Set exercise: Where does the string "this" appear in the records? Copy every line that contains it.

Source data:
::::::::
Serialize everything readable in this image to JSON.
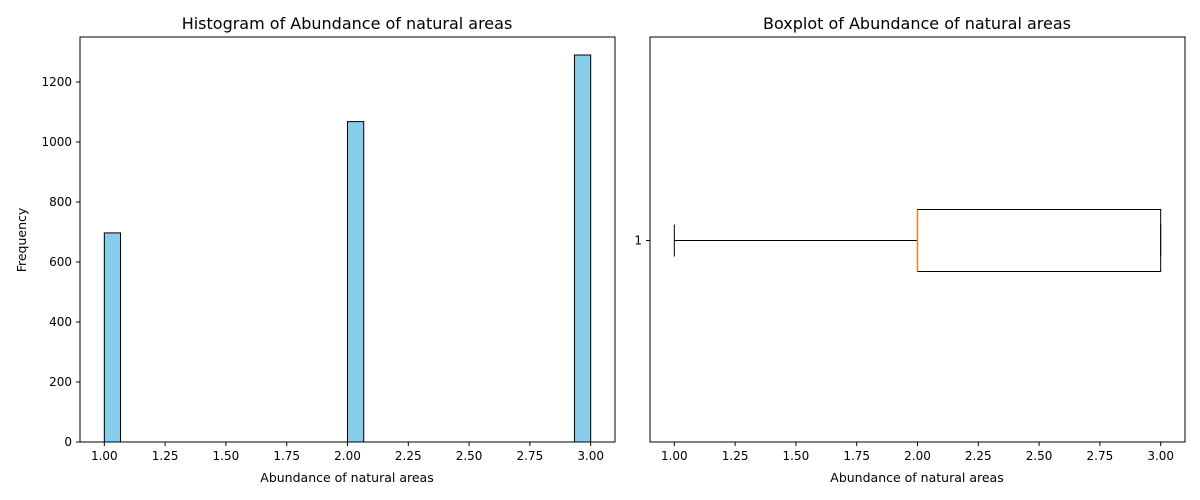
{
  "chart_data": [
    {
      "type": "bar",
      "title": "Histogram of Abundance of natural areas",
      "xlabel": "Abundance of natural areas",
      "ylabel": "Frequency",
      "xlim": [
        0.9,
        3.1
      ],
      "ylim": [
        0,
        1350
      ],
      "xticks": [
        "1.00",
        "1.25",
        "1.50",
        "1.75",
        "2.00",
        "2.25",
        "2.50",
        "2.75",
        "3.00"
      ],
      "yticks": [
        "0",
        "200",
        "400",
        "600",
        "800",
        "1000",
        "1200"
      ],
      "bins": [
        {
          "start": 1.0,
          "end": 1.0667,
          "count": 697
        },
        {
          "start": 2.0,
          "end": 2.0667,
          "count": 1068
        },
        {
          "start": 2.9333,
          "end": 3.0,
          "count": 1290
        }
      ],
      "bar_color": "#87ceeb",
      "edge_color": "#000000",
      "grid": false
    },
    {
      "type": "boxplot",
      "title": "Boxplot of Abundance of natural areas",
      "xlabel": "Abundance of natural areas",
      "ylabel": "",
      "xlim": [
        0.9,
        3.1
      ],
      "xticks": [
        "1.00",
        "1.25",
        "1.50",
        "1.75",
        "2.00",
        "2.25",
        "2.50",
        "2.75",
        "3.00"
      ],
      "ytick": "1",
      "stats": {
        "whisker_low": 1.0,
        "q1": 2.0,
        "median": 2.0,
        "q3": 3.0,
        "whisker_high": 3.0
      },
      "median_color": "#ff7f0e",
      "grid": false
    }
  ]
}
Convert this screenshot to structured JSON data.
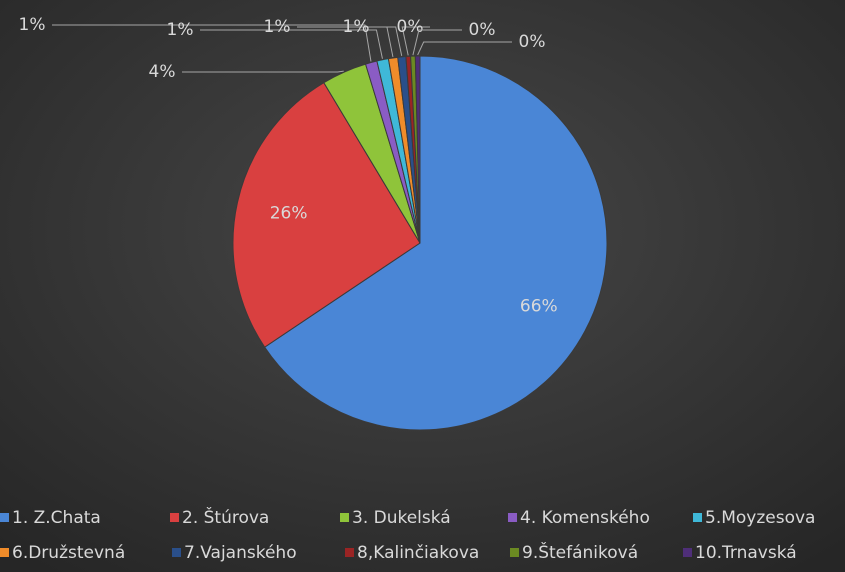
{
  "chart_data": {
    "type": "pie",
    "categories": [
      "1. Z.Chata",
      "2. Štúrova",
      "3. Dukelská",
      "4. Komenského",
      "5.Moyzesova",
      "6.Družstevná",
      "7.Vajanského",
      "8,Kalinčiakova",
      "9.Štefániková",
      "10.Trnavská"
    ],
    "values": [
      65.6,
      25.8,
      3.9,
      1.0,
      1.0,
      0.8,
      0.7,
      0.4,
      0.4,
      0.4
    ],
    "value_labels": [
      "66%",
      "26%",
      "4%",
      "1%",
      "1%",
      "1%",
      "1%",
      "0%",
      "0%",
      "0%"
    ],
    "colors": [
      "#4a86d6",
      "#d94040",
      "#8fc43a",
      "#8a5cc4",
      "#3fb8d8",
      "#f08c2a",
      "#2a4f8a",
      "#9a2424",
      "#6b8a22",
      "#4e2e78"
    ],
    "legend": "bottom"
  }
}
::::::::
Full response:
Serialize everything readable in this image to JSON.
Convert this screenshot to structured JSON data.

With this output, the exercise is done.